§ **SET PROBLEM**:
In each of the rows, change "skin-card" to "skin-tile" and give the lines again with nothing else altered. Leave the pictures out of your answer.

§ **MATERIAL PROVIDED**:
□ □ □

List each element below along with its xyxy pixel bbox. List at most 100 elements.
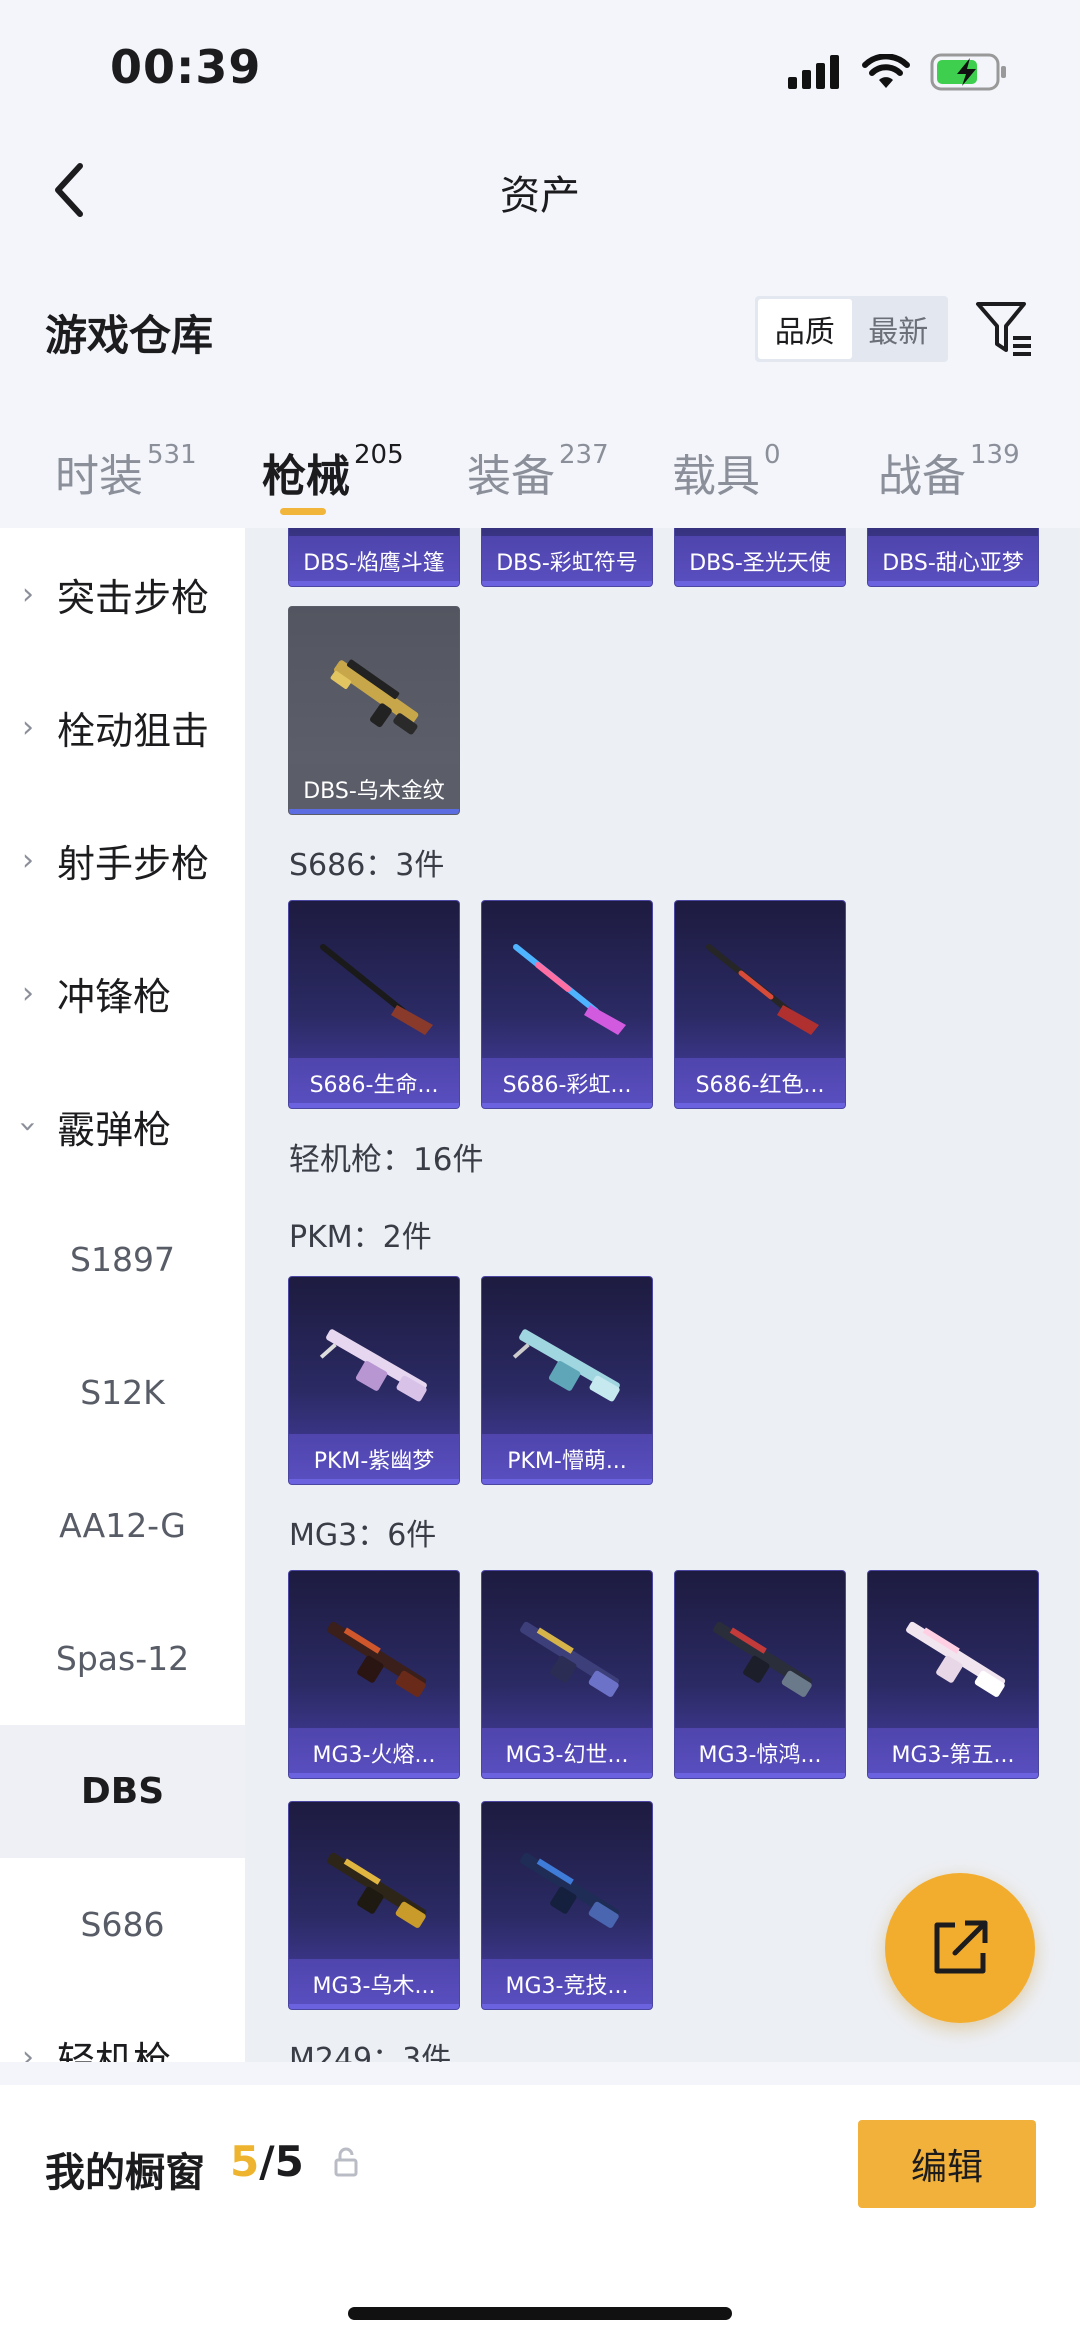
skin-name: MG3-乌木... — [289, 1959, 459, 2009]
shotgun-image — [513, 944, 626, 1035]
tab-vehicles[interactable]: 载具 0 — [672, 440, 781, 520]
header: 资产 — [0, 135, 1080, 245]
tab-count: 0 — [764, 439, 781, 470]
tab-fashion[interactable]: 时装 531 — [55, 440, 197, 520]
sidebar-item-label: 栓动狙击 — [57, 709, 210, 753]
skin-card[interactable]: S686-彩虹... — [481, 900, 653, 1109]
sidebar-item-label: 突击步枪 — [57, 576, 210, 620]
group-title-s686: S686：3件 — [289, 848, 445, 883]
skin-card[interactable]: MG3-幻世... — [481, 1570, 653, 1779]
shotgun-image — [706, 944, 819, 1035]
card-rarity-bar — [482, 1773, 652, 1778]
tab-equipment[interactable]: 装备 237 — [467, 440, 609, 520]
shotgun-image — [320, 944, 433, 1035]
showcase-total: /5 — [259, 2137, 304, 2186]
page-title: 资产 — [500, 173, 580, 219]
skin-name: MG3-第五... — [868, 1728, 1038, 1778]
card-rarity-bar — [289, 1479, 459, 1484]
filter-button[interactable] — [970, 296, 1040, 362]
skin-name: DBS-甜心亚梦 — [868, 536, 1038, 586]
chevron-right-icon: › — [22, 843, 34, 878]
skin-card[interactable]: MG3-乌木... — [288, 1801, 460, 2010]
sidebar-item-shotgun[interactable]: › 霰弹枪 — [0, 1060, 245, 1193]
skin-card[interactable]: MG3-火熔... — [288, 1570, 460, 1779]
skin-card[interactable]: DBS-圣光天使 — [674, 528, 846, 587]
tab-label: 枪械 — [262, 451, 350, 502]
sidebar-sub-s686[interactable]: S686 — [0, 1858, 245, 1991]
tab-combat-supplies[interactable]: 战备 139 — [878, 440, 1020, 520]
card-rarity-bar — [482, 581, 652, 586]
machine-gun-image — [520, 1621, 620, 1697]
skin-card[interactable]: MG3-惊鸿... — [674, 1570, 846, 1779]
group-title-mg3: MG3：6件 — [289, 1518, 437, 1553]
active-tab-indicator — [280, 508, 326, 515]
category-tabs: 时装 531 枪械 205 装备 237 载具 0 战备 139 — [0, 420, 1080, 525]
status-time: 00:39 — [110, 40, 262, 94]
sort-quality[interactable]: 品质 — [758, 299, 852, 359]
tab-label: 时装 — [55, 451, 143, 502]
weapon-grid: DBS-焰鹰斗篷 DBS-彩虹符号 DBS-圣光天使 DBS-甜心亚梦 DBS-… — [245, 528, 1080, 2062]
skin-name: MG3-竞技... — [482, 1959, 652, 2009]
machine-gun-image — [327, 1852, 427, 1928]
tab-count: 237 — [559, 439, 609, 470]
sidebar-sub-aa12g[interactable]: AA12-G — [0, 1459, 245, 1592]
sidebar-item-assault-rifle[interactable]: › 突击步枪 — [0, 528, 245, 661]
home-indicator — [348, 2307, 732, 2320]
sidebar-item-smg[interactable]: › 冲锋枪 — [0, 927, 245, 1060]
card-rarity-bar — [289, 1773, 459, 1778]
skin-card[interactable]: MG3-第五... — [867, 1570, 1039, 1779]
status-icons — [788, 48, 1008, 96]
showcase-label: 我的橱窗 — [45, 2150, 205, 2196]
signal-icon — [788, 55, 839, 89]
skin-name: S686-彩虹... — [482, 1058, 652, 1108]
edit-button[interactable]: 编辑 — [858, 2120, 1036, 2208]
machine-gun-image — [512, 1329, 620, 1402]
skin-name: S686-红色... — [675, 1058, 845, 1108]
card-rarity-bar — [482, 1479, 652, 1484]
sidebar-item-bolt-sniper[interactable]: › 栓动狙击 — [0, 661, 245, 794]
skin-name: MG3-火熔... — [289, 1728, 459, 1778]
card-rarity-bar — [868, 1773, 1038, 1778]
showcase-count: 5/5 — [230, 2137, 304, 2186]
machine-gun-image — [319, 1329, 427, 1402]
tab-label: 战备 — [878, 451, 966, 502]
lock-icon — [334, 2147, 358, 2177]
group-title-m249: M249：3件 — [289, 2042, 452, 2062]
sidebar-sub-dbs[interactable]: DBS — [0, 1725, 245, 1858]
skin-name: DBS-焰鹰斗篷 — [289, 536, 459, 586]
sidebar-item-marksman-rifle[interactable]: › 射手步枪 — [0, 794, 245, 927]
card-rarity-bar — [289, 809, 459, 814]
sidebar-item-label: 射手步枪 — [57, 842, 210, 886]
tab-count: 205 — [354, 439, 404, 470]
skin-card[interactable]: DBS-彩虹符号 — [481, 528, 653, 587]
skin-card[interactable]: S686-生命... — [288, 900, 460, 1109]
skin-card[interactable]: DBS-甜心亚梦 — [867, 528, 1039, 587]
skin-card[interactable]: DBS-乌木金纹 — [288, 606, 460, 815]
skin-card[interactable]: MG3-竞技... — [481, 1801, 653, 2010]
sidebar-item-label: 轻机枪 — [57, 2039, 172, 2062]
share-button[interactable] — [885, 1873, 1035, 2023]
skin-card[interactable]: DBS-焰鹰斗篷 — [288, 528, 460, 587]
wifi-icon — [862, 54, 910, 88]
skin-name: S686-生命... — [289, 1058, 459, 1108]
sidebar-sub-spas12[interactable]: Spas-12 — [0, 1592, 245, 1725]
sort-toggle: 品质 最新 — [755, 296, 948, 362]
assets-page: 00:39 资产 游戏仓库 品质 最新 时装 531 枪械 205 装备 237… — [0, 0, 1080, 2337]
skin-card[interactable]: PKM-懵萌... — [481, 1276, 653, 1485]
sidebar-item-lmg[interactable]: › 轻机枪 — [0, 1991, 245, 2062]
chevron-right-icon: › — [22, 577, 34, 612]
sidebar-sub-s12k[interactable]: S12K — [0, 1326, 245, 1459]
sort-latest[interactable]: 最新 — [852, 299, 946, 359]
skin-card[interactable]: S686-红色... — [674, 900, 846, 1109]
machine-gun-image — [327, 1621, 427, 1697]
skin-name: PKM-紫幽梦 — [289, 1434, 459, 1484]
shotgun-image — [330, 659, 419, 735]
skin-name: DBS-圣光天使 — [675, 536, 845, 586]
skin-card[interactable]: PKM-紫幽梦 — [288, 1276, 460, 1485]
showcase-used: 5 — [230, 2137, 260, 2186]
group-title-lmg: 轻机枪：16件 — [289, 1142, 484, 1178]
sidebar-sub-s1897[interactable]: S1897 — [0, 1193, 245, 1326]
skin-name: DBS-乌木金纹 — [289, 764, 459, 814]
weapon-sidebar: › 突击步枪 › 栓动狙击 › 射手步枪 › 冲锋枪 › 霰弹枪 S1897 S… — [0, 528, 245, 2062]
card-rarity-bar — [675, 1103, 845, 1108]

□ □ □

§ **SOLUTION**:
List each element below along with its xyxy pixel bbox. List at most 100 elements.
skin-name: MG3-乌木... — [289, 1959, 459, 2009]
shotgun-image — [513, 944, 626, 1035]
tab-vehicles[interactable]: 载具 0 — [672, 440, 781, 520]
header: 资产 — [0, 135, 1080, 245]
tab-count: 0 — [764, 439, 781, 470]
tab-fashion[interactable]: 时装 531 — [55, 440, 197, 520]
sidebar-item-label: 栓动狙击 — [57, 709, 210, 753]
skin-tile[interactable]: S686-彩虹... — [481, 900, 653, 1109]
sidebar-item-label: 突击步枪 — [57, 576, 210, 620]
group-title-s686: S686：3件 — [289, 848, 445, 883]
skin-tile[interactable]: MG3-幻世... — [481, 1570, 653, 1779]
shotgun-image — [706, 944, 819, 1035]
card-rarity-bar — [482, 1773, 652, 1778]
tab-equipment[interactable]: 装备 237 — [467, 440, 609, 520]
shotgun-image — [320, 944, 433, 1035]
showcase-total: /5 — [259, 2137, 304, 2186]
page-title: 资产 — [500, 173, 580, 219]
skin-name: MG3-第五... — [868, 1728, 1038, 1778]
card-rarity-bar — [289, 1479, 459, 1484]
filter-button[interactable] — [970, 296, 1040, 362]
skin-name: DBS-甜心亚梦 — [868, 536, 1038, 586]
chevron-right-icon: › — [22, 843, 34, 878]
skin-tile[interactable]: MG3-乌木... — [288, 1801, 460, 2010]
sidebar-item-shotgun[interactable]: › 霰弹枪 — [0, 1060, 245, 1193]
skin-tile[interactable]: MG3-火熔... — [288, 1570, 460, 1779]
skin-tile[interactable]: DBS-圣光天使 — [674, 528, 846, 587]
tab-label: 枪械 — [262, 451, 350, 502]
sidebar-sub-s686[interactable]: S686 — [0, 1858, 245, 1991]
tab-combat-supplies[interactable]: 战备 139 — [878, 440, 1020, 520]
card-rarity-bar — [482, 581, 652, 586]
machine-gun-image — [520, 1621, 620, 1697]
skin-tile[interactable]: MG3-惊鸿... — [674, 1570, 846, 1779]
group-title-mg3: MG3：6件 — [289, 1518, 437, 1553]
active-tab-indicator — [280, 508, 326, 515]
category-tabs: 时装 531 枪械 205 装备 237 载具 0 战备 139 — [0, 420, 1080, 525]
status-time: 00:39 — [110, 40, 262, 94]
sort-quality[interactable]: 品质 — [758, 299, 852, 359]
tab-label: 时装 — [55, 451, 143, 502]
weapon-grid: DBS-焰鹰斗篷 DBS-彩虹符号 DBS-圣光天使 DBS-甜心亚梦 DBS-… — [245, 528, 1080, 2062]
skin-name: MG3-竞技... — [482, 1959, 652, 2009]
machine-gun-image — [327, 1852, 427, 1928]
tab-count: 237 — [559, 439, 609, 470]
sidebar-sub-aa12g[interactable]: AA12-G — [0, 1459, 245, 1592]
sidebar-item-assault-rifle[interactable]: › 突击步枪 — [0, 528, 245, 661]
home-indicator — [348, 2307, 732, 2320]
sidebar-item-smg[interactable]: › 冲锋枪 — [0, 927, 245, 1060]
card-rarity-bar — [289, 1773, 459, 1778]
skin-tile[interactable]: MG3-第五... — [867, 1570, 1039, 1779]
status-icons — [788, 48, 1008, 96]
showcase-label: 我的橱窗 — [45, 2150, 205, 2196]
signal-icon — [788, 55, 839, 89]
skin-name: S686-彩虹... — [482, 1058, 652, 1108]
edit-button[interactable]: 编辑 — [858, 2120, 1036, 2208]
machine-gun-image — [512, 1329, 620, 1402]
skin-name: S686-红色... — [675, 1058, 845, 1108]
card-rarity-bar — [482, 1479, 652, 1484]
sidebar-item-bolt-sniper[interactable]: › 栓动狙击 — [0, 661, 245, 794]
skin-name: MG3-火熔... — [289, 1728, 459, 1778]
card-rarity-bar — [868, 1773, 1038, 1778]
showcase-count: 5/5 — [230, 2137, 304, 2186]
machine-gun-image — [319, 1329, 427, 1402]
tab-label: 战备 — [878, 451, 966, 502]
lock-icon — [334, 2147, 358, 2177]
group-title-m249: M249：3件 — [289, 2042, 452, 2062]
sidebar-sub-dbs[interactable]: DBS — [0, 1725, 245, 1858]
skin-name: DBS-焰鹰斗篷 — [289, 536, 459, 586]
sidebar-item-marksman-rifle[interactable]: › 射手步枪 — [0, 794, 245, 927]
card-rarity-bar — [289, 809, 459, 814]
sidebar-item-label: 射手步枪 — [57, 842, 210, 886]
tab-count: 205 — [354, 439, 404, 470]
skin-tile[interactable]: DBS-彩虹符号 — [481, 528, 653, 587]
skin-tile[interactable]: S686-生命... — [288, 900, 460, 1109]
skin-tile[interactable]: DBS-甜心亚梦 — [867, 528, 1039, 587]
skin-tile[interactable]: DBS-乌木金纹 — [288, 606, 460, 815]
skin-tile[interactable]: MG3-竞技... — [481, 1801, 653, 2010]
sidebar-item-label: 轻机枪 — [57, 2039, 172, 2062]
share-button[interactable] — [885, 1873, 1035, 2023]
skin-tile[interactable]: DBS-焰鹰斗篷 — [288, 528, 460, 587]
wifi-icon — [862, 54, 910, 88]
skin-name: S686-生命... — [289, 1058, 459, 1108]
sidebar-sub-spas12[interactable]: Spas-12 — [0, 1592, 245, 1725]
sort-toggle: 品质 最新 — [755, 296, 948, 362]
assets-page: 00:39 资产 游戏仓库 品质 最新 时装 531 枪械 205 装备 237… — [0, 0, 1080, 2337]
skin-tile[interactable]: PKM-懵萌... — [481, 1276, 653, 1485]
sidebar-item-lmg[interactable]: › 轻机枪 — [0, 1991, 245, 2062]
chevron-right-icon: › — [22, 577, 34, 612]
sidebar-sub-s12k[interactable]: S12K — [0, 1326, 245, 1459]
sort-latest[interactable]: 最新 — [852, 299, 946, 359]
skin-tile[interactable]: S686-红色... — [674, 900, 846, 1109]
machine-gun-image — [327, 1621, 427, 1697]
skin-name: PKM-紫幽梦 — [289, 1434, 459, 1484]
shotgun-image — [330, 659, 419, 735]
skin-name: DBS-圣光天使 — [675, 536, 845, 586]
skin-tile[interactable]: PKM-紫幽梦 — [288, 1276, 460, 1485]
showcase-used: 5 — [230, 2137, 260, 2186]
group-title-lmg: 轻机枪：16件 — [289, 1142, 484, 1178]
sidebar-sub-s1897[interactable]: S1897 — [0, 1193, 245, 1326]
skin-name: DBS-乌木金纹 — [289, 764, 459, 814]
weapon-sidebar: › 突击步枪 › 栓动狙击 › 射手步枪 › 冲锋枪 › 霰弹枪 S1897 S… — [0, 528, 245, 2062]
card-rarity-bar — [675, 1103, 845, 1108]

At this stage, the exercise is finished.